• _THE TASK_
Without the images, write out all of the following entries exactly.
>>>>
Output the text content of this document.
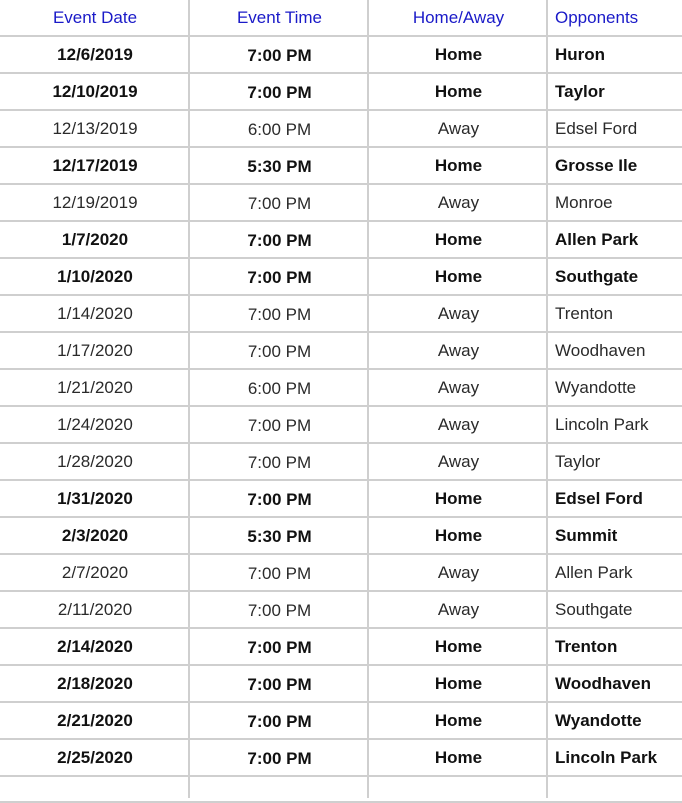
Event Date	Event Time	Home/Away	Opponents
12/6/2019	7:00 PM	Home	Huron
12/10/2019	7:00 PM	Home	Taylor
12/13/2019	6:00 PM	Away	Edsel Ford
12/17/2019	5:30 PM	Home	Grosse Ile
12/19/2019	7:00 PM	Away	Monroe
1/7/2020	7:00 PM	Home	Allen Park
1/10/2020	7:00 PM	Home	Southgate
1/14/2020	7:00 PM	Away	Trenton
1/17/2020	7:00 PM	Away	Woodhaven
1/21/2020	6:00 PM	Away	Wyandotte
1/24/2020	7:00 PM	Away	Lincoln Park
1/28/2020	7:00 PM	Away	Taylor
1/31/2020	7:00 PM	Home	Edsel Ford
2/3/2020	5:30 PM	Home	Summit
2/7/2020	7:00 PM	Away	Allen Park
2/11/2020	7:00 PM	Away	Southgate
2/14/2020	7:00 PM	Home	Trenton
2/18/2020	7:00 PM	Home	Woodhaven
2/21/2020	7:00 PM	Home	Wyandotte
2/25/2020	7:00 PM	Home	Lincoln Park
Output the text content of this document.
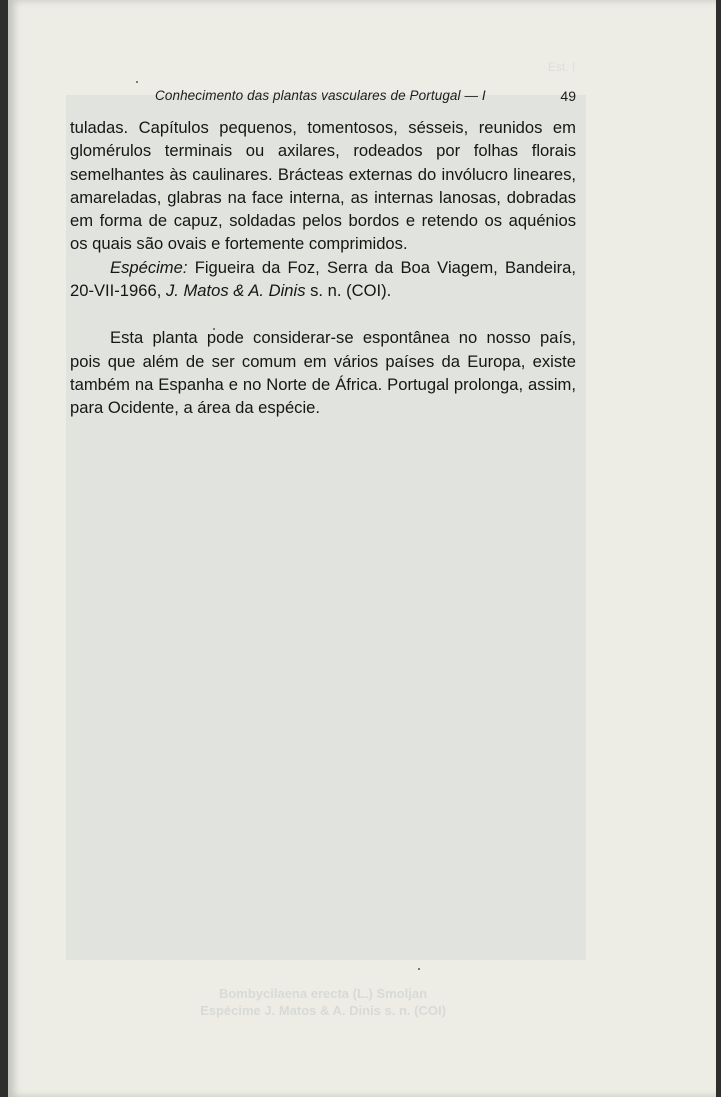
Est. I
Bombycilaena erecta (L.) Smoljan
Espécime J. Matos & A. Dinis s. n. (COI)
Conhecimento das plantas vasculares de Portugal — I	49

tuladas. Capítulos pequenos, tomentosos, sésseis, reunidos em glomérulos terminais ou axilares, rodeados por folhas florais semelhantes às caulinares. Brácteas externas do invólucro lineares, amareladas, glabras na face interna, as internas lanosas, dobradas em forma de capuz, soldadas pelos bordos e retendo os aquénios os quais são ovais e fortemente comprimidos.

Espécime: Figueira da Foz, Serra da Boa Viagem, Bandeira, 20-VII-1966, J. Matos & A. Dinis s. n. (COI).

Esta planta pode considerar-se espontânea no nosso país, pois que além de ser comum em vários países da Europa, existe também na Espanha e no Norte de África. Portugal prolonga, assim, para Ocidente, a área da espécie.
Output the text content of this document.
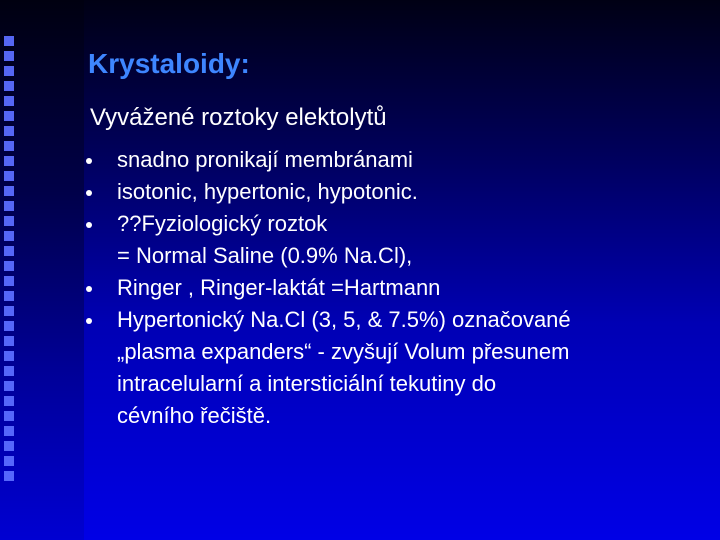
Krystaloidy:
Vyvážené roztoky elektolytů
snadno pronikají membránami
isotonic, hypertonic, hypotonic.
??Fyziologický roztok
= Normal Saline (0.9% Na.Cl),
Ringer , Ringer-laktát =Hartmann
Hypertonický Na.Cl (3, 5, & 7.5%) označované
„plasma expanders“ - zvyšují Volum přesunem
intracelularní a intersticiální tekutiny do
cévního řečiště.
<<<<
• _RESULT_
Output the text content of this document.
Event Date	Event Time	Home/Away	Opponents
12/6/2019	7:00 PM	Home	Huron
12/10/2019	7:00 PM	Home	Taylor
12/13/2019	6:00 PM	Away	Edsel Ford
12/17/2019	5:30 PM	Home	Grosse Ile
12/19/2019	7:00 PM	Away	Monroe
1/7/2020	7:00 PM	Home	Allen Park
1/10/2020	7:00 PM	Home	Southgate
1/14/2020	7:00 PM	Away	Trenton
1/17/2020	7:00 PM	Away	Woodhaven
1/21/2020	6:00 PM	Away	Wyandotte
1/24/2020	7:00 PM	Away	Lincoln Park
1/28/2020	7:00 PM	Away	Taylor
1/31/2020	7:00 PM	Home	Edsel Ford
2/3/2020	5:30 PM	Home	Summit
2/7/2020	7:00 PM	Away	Allen Park
2/11/2020	7:00 PM	Away	Southgate
2/14/2020	7:00 PM	Home	Trenton
2/18/2020	7:00 PM	Home	Woodhaven
2/21/2020	7:00 PM	Home	Wyandotte
2/25/2020	7:00 PM	Home	Lincoln Park
Output the text content of this document.
Est. I
Bombycilaena erecta (L.) Smoljan
Espécime J. Matos & A. Dinis s. n. (COI)
Conhecimento das plantas vasculares de Portugal — I	49

tuladas. Capítulos pequenos, tomentosos, sésseis, reunidos em glomérulos terminais ou axilares, rodeados por folhas florais semelhantes às caulinares. Brácteas externas do invólucro lineares, amareladas, glabras na face interna, as internas lanosas, dobradas em forma de capuz, soldadas pelos bordos e retendo os aquénios os quais são ovais e fortemente comprimidos.

Espécime: Figueira da Foz, Serra da Boa Viagem, Bandeira, 20-VII-1966, J. Matos & A. Dinis s. n. (COI).

Esta planta pode considerar-se espontânea no nosso país, pois que além de ser comum em vários países da Europa, existe também na Espanha e no Norte de África. Portugal prolonga, assim, para Ocidente, a área da espécie.
Output the text content of this document.
Krystaloidy:
Vyvážené roztoky elektolytů
snadno pronikají membránami
isotonic, hypertonic, hypotonic.
??Fyziologický roztok
= Normal Saline (0.9% Na.Cl),
Ringer , Ringer-laktát =Hartmann
Hypertonický Na.Cl (3, 5, & 7.5%) označované
„plasma expanders“ - zvyšují Volum přesunem
intracelularní a intersticiální tekutiny do
cévního řečiště.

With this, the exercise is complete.